WRITTEN REQUEST: Select all lines in the records that include "this".

Data excerpts
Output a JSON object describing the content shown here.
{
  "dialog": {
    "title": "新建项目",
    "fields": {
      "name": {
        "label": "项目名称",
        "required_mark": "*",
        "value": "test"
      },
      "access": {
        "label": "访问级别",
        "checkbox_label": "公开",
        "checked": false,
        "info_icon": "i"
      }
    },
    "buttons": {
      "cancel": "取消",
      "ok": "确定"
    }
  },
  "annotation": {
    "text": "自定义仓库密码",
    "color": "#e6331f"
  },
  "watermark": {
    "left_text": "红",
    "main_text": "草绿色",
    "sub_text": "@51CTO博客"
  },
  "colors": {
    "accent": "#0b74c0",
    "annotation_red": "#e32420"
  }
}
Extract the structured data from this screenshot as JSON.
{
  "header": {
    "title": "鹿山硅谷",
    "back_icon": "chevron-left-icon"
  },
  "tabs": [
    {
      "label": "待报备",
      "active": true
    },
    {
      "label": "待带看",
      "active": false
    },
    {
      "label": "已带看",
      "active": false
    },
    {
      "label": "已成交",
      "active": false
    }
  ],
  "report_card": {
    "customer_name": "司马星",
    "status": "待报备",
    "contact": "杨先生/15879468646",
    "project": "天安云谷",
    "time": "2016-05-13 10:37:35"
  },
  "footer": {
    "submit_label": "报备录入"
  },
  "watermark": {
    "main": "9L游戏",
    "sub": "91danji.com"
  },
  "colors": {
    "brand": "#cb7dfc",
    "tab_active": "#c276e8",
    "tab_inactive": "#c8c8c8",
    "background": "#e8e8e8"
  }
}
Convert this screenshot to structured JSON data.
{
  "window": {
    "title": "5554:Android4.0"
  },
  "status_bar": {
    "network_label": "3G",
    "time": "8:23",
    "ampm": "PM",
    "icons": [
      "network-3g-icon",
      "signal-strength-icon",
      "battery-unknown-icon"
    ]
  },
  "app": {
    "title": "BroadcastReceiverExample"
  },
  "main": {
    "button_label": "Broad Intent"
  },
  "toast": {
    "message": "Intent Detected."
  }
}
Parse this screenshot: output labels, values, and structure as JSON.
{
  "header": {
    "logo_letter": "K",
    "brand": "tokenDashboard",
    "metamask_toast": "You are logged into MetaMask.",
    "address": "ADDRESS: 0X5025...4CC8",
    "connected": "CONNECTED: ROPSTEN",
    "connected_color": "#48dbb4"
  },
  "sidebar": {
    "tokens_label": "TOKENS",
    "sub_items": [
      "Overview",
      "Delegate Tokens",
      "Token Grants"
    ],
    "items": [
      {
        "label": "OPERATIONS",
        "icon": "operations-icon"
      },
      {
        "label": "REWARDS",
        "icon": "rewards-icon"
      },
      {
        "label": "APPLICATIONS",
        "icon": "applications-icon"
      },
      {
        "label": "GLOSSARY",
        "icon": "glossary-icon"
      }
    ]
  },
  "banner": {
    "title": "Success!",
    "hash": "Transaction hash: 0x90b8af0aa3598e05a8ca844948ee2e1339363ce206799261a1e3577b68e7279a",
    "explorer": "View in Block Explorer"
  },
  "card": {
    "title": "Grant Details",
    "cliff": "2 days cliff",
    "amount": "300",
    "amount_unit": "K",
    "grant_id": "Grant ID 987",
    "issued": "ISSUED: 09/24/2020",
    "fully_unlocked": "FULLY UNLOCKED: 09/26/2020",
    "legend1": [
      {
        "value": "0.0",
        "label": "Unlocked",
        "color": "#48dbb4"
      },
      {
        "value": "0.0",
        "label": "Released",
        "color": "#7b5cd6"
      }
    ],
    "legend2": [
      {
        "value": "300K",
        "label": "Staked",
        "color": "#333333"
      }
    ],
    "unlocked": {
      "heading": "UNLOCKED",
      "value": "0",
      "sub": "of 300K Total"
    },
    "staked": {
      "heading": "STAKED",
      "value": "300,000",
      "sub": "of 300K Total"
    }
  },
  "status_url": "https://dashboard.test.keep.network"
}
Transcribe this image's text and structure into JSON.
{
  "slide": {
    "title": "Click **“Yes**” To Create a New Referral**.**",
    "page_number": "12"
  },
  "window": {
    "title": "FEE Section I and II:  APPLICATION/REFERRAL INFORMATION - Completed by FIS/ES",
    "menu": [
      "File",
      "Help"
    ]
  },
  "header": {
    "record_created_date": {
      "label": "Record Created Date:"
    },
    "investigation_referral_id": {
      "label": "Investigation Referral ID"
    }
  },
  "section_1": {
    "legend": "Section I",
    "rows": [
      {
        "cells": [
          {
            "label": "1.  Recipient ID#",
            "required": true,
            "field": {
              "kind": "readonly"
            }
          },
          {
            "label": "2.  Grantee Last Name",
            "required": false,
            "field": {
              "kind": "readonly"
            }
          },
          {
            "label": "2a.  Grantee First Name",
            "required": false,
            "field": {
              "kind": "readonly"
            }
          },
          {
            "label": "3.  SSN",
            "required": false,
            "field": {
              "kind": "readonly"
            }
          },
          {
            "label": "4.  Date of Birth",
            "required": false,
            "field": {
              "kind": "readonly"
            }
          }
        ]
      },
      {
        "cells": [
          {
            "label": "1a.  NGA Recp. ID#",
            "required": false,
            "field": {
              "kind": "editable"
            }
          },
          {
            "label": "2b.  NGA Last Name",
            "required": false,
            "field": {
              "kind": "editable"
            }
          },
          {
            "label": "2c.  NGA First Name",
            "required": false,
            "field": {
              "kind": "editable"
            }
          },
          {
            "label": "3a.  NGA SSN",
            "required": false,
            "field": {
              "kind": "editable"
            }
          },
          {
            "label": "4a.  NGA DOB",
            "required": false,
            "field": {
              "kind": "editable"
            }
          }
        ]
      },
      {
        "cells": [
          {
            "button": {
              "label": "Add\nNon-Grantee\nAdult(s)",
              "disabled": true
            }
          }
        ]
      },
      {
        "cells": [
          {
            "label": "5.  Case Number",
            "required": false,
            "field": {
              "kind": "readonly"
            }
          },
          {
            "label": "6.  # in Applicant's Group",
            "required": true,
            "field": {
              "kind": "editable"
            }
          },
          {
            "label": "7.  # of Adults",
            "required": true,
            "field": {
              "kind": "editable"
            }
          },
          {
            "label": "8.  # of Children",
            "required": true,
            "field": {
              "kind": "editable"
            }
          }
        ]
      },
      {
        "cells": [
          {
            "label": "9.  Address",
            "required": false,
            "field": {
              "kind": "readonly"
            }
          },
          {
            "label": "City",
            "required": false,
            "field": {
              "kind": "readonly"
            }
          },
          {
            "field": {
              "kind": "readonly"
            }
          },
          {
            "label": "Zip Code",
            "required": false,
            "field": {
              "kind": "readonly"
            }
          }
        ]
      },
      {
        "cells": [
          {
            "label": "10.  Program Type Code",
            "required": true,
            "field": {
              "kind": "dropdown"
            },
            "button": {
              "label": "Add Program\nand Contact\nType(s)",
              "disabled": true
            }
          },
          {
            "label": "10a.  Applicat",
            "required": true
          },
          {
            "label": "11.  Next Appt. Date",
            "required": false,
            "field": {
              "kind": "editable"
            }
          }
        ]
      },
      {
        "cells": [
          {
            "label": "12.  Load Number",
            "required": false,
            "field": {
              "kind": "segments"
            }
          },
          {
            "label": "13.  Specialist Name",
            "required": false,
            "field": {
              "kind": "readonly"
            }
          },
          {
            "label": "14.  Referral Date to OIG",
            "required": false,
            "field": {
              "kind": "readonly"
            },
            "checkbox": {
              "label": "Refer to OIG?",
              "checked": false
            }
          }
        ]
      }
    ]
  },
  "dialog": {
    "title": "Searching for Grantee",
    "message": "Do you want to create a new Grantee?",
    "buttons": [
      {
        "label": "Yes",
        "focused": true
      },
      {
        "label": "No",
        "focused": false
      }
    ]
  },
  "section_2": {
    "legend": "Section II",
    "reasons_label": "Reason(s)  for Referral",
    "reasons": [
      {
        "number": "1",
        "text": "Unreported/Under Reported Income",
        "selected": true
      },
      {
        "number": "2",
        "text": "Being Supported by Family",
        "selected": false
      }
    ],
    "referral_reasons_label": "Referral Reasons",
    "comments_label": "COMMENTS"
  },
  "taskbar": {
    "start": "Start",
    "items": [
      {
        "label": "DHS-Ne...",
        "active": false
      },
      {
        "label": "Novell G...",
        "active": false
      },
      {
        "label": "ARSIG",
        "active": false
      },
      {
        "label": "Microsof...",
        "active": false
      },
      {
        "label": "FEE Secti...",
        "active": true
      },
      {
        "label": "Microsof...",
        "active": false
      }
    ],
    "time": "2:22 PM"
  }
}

OUTPUT OF THE TASK:
Extract the structured data from this screenshot as JSON.
Convert this screenshot to structured JSON data.
Parse this screenshot: output labels, values, and structure as JSON.
Transcribe this image's text and structure into JSON.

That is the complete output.